To be done ::
Exactly repeat the material, dropping only the pictures.
-- start of Stored records --
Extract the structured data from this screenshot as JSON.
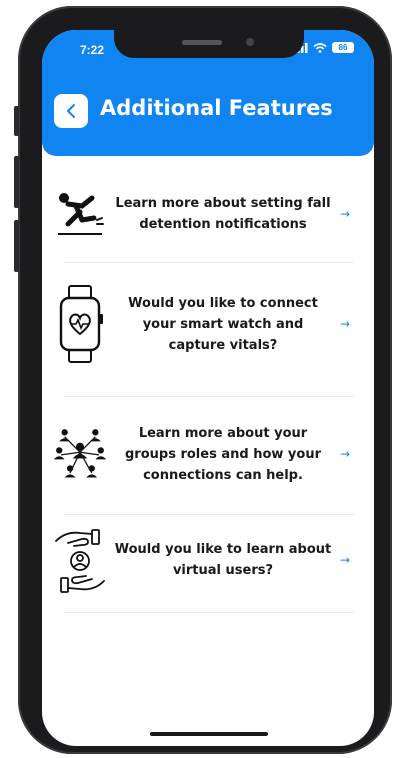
{
  "status_bar": {
    "time": "7:22",
    "battery": "86"
  },
  "header": {
    "title": "Additional Features"
  },
  "features": [
    {
      "text": "Learn more about setting fall detention notifications",
      "icon": "falling-person-icon"
    },
    {
      "text": "Would you like to connect your smart watch and capture vitals?",
      "icon": "smartwatch-heart-icon"
    },
    {
      "text": "Learn more about your groups roles and how your connections can help.",
      "icon": "group-network-icon"
    },
    {
      "text": "Would you like to learn about virtual users?",
      "icon": "hands-user-icon"
    }
  ],
  "colors": {
    "accent": "#1085f2",
    "text": "#1a1a1a",
    "divider": "#e3eaf2"
  }
}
-- end of Stored records --
Correct result ::
Extract the structured data from this screenshot as JSON.
{
  "status_bar": {
    "time": "7:22",
    "battery": "86"
  },
  "header": {
    "title": "Additional Features"
  },
  "features": [
    {
      "text": "Learn more about setting fall detention notifications",
      "icon": "falling-person-icon"
    },
    {
      "text": "Would you like to connect your smart watch and capture vitals?",
      "icon": "smartwatch-heart-icon"
    },
    {
      "text": "Learn more about your groups roles and how your connections can help.",
      "icon": "group-network-icon"
    },
    {
      "text": "Would you like to learn about virtual users?",
      "icon": "hands-user-icon"
    }
  ],
  "colors": {
    "accent": "#1085f2",
    "text": "#1a1a1a",
    "divider": "#e3eaf2"
  }
}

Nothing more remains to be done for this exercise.